Records that describe figures:

════════════════════

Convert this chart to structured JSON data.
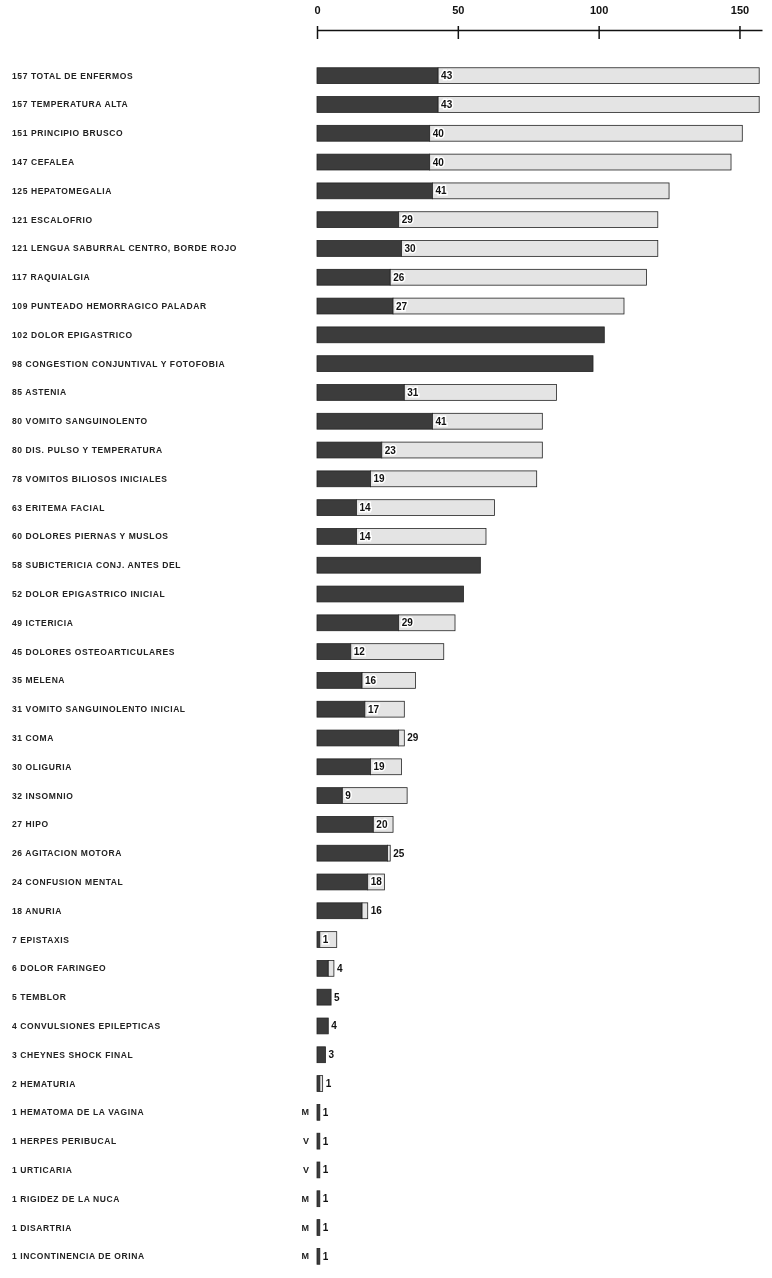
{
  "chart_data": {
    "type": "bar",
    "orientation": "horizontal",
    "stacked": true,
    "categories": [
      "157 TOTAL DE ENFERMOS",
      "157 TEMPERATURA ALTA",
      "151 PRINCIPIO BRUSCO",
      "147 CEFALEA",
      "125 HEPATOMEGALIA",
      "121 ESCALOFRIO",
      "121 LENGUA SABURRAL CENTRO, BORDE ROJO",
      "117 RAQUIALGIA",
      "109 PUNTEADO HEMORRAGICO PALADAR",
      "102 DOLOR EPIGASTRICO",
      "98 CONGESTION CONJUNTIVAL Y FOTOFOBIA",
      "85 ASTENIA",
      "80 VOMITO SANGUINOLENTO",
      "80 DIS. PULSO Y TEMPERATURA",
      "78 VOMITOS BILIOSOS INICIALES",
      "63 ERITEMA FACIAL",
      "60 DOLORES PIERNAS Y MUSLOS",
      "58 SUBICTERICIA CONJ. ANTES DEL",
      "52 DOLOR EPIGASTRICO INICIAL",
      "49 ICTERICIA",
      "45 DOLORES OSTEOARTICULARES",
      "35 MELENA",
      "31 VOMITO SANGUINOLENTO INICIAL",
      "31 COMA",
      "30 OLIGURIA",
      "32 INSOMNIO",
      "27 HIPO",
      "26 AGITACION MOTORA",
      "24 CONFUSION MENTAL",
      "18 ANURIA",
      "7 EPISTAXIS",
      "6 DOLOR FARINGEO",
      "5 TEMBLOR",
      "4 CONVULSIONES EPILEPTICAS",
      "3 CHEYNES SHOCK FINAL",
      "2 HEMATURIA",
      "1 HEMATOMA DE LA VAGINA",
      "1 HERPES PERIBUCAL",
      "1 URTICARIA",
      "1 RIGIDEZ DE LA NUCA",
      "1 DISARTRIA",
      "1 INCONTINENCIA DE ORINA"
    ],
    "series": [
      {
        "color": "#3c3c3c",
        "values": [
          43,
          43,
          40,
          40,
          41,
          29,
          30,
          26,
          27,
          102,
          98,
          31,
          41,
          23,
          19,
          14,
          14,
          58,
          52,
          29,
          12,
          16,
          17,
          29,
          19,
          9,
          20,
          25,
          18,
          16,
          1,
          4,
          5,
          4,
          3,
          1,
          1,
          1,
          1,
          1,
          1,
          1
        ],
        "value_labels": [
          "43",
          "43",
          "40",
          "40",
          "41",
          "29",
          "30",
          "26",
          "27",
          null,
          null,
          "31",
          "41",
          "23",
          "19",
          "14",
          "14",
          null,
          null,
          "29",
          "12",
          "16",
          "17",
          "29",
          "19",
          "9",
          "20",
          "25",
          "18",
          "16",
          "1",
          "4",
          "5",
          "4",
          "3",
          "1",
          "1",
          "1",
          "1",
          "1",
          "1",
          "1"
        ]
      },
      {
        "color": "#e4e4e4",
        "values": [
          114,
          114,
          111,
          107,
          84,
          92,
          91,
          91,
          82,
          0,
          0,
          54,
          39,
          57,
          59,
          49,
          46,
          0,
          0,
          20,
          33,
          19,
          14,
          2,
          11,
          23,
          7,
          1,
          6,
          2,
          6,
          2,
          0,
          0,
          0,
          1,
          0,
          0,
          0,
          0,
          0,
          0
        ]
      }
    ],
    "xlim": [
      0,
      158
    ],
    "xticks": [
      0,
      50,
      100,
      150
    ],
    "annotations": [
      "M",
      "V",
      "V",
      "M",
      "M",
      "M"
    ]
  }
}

════════════════════

SHORT EXERCISE: Gather each line that holds "EPIGASTRICO".

SOLUTION TO THIS PROBLEM:
      "102 DOLOR EPIGASTRICO",
      "52 DOLOR EPIGASTRICO INICIAL",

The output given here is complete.